■ **Instructions for the task**
Filter the data below for the string "document" and copy each matching line.

■ **Exercise input**
########

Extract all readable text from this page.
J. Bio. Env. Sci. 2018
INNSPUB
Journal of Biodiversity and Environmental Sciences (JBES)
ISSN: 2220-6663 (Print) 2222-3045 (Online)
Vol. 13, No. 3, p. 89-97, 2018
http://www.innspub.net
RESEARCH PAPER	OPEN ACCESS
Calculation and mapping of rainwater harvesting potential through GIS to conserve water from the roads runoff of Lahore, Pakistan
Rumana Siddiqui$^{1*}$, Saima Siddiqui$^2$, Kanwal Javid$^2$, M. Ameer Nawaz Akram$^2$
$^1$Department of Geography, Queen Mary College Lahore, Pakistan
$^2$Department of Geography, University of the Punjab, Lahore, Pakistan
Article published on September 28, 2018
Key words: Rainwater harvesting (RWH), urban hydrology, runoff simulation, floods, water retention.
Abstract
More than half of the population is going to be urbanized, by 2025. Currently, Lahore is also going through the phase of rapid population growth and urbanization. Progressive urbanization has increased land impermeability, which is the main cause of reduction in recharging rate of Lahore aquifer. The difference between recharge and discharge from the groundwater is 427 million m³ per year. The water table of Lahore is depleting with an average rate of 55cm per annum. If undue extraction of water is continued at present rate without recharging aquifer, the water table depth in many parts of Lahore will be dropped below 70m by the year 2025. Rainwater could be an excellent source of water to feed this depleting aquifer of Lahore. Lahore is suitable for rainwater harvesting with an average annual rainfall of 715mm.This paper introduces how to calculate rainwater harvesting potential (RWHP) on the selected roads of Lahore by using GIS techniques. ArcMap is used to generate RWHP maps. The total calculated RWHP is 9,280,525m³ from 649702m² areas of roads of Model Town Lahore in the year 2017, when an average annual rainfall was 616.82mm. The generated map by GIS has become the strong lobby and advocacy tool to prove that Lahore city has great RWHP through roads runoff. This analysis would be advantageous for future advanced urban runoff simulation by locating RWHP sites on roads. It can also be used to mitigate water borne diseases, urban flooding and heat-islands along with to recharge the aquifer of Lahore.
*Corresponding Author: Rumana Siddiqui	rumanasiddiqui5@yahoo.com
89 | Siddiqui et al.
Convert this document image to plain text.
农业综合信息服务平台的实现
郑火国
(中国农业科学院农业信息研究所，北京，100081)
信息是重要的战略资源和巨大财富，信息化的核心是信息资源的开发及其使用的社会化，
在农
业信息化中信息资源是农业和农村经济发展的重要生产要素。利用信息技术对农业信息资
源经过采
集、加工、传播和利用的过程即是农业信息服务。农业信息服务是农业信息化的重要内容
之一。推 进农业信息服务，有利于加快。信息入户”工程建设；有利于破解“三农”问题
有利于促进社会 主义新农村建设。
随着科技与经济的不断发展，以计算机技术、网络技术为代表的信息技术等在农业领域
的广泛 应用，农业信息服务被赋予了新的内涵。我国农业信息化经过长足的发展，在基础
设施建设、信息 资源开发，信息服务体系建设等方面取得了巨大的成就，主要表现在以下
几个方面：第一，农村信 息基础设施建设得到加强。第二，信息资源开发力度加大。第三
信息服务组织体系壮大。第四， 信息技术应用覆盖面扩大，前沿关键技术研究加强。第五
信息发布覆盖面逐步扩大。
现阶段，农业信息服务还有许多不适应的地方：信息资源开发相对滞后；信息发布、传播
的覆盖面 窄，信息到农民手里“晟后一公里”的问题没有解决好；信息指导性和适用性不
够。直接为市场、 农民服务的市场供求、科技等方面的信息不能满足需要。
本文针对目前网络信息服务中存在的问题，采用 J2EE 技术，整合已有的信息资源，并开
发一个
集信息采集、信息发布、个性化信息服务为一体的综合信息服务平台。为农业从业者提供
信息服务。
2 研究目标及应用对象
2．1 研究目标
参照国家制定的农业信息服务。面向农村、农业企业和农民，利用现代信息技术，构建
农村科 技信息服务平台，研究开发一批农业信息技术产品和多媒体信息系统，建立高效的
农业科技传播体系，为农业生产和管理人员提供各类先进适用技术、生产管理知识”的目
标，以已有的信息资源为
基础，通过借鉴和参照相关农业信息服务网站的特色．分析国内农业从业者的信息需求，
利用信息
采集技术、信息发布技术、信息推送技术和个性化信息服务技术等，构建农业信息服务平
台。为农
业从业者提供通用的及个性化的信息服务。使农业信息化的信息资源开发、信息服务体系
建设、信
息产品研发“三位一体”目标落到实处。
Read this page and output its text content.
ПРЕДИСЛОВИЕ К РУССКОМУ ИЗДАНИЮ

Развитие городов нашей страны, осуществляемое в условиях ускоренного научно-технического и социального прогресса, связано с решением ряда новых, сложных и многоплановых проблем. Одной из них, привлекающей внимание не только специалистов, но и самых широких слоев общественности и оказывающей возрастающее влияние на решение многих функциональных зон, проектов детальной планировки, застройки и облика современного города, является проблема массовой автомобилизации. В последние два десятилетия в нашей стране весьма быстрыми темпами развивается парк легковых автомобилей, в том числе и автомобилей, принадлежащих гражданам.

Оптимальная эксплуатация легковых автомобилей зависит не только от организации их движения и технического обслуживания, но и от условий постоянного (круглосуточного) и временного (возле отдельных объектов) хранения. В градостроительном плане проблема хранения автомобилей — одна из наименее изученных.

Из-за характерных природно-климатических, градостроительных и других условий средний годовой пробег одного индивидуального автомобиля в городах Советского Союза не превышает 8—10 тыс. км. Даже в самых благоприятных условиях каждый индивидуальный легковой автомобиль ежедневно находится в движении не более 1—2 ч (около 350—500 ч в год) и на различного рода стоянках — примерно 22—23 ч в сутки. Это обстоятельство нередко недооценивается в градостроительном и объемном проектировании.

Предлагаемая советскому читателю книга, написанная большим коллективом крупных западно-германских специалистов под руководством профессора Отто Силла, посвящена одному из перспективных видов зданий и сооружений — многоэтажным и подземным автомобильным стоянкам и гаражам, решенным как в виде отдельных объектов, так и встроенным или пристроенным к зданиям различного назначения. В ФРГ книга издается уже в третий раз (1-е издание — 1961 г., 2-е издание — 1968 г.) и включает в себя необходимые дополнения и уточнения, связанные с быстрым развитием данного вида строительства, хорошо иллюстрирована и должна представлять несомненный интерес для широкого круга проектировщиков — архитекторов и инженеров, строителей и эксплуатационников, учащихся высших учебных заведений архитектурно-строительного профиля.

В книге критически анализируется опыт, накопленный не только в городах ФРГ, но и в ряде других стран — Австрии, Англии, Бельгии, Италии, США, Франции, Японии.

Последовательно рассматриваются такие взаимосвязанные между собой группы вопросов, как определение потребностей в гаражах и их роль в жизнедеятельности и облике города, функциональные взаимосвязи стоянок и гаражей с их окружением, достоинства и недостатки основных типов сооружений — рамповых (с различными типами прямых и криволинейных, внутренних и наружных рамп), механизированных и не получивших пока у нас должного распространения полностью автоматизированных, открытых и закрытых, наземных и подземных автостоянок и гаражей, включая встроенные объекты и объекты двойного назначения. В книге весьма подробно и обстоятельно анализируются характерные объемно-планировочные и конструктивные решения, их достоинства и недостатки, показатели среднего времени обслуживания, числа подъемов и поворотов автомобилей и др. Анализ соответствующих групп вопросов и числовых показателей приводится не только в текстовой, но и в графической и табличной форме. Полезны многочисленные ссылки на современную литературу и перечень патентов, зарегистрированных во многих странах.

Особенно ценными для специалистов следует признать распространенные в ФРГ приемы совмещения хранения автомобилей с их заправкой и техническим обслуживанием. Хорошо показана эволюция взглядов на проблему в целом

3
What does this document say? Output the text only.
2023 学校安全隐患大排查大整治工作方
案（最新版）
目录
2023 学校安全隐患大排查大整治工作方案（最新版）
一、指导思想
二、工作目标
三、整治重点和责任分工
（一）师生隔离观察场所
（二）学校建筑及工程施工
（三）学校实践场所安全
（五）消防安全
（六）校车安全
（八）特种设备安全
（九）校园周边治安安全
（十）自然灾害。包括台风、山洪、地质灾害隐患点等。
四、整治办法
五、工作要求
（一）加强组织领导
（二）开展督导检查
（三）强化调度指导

########

■ **Exercise answer**
Convert this document image to plain text.
What does this document say? Output the text only.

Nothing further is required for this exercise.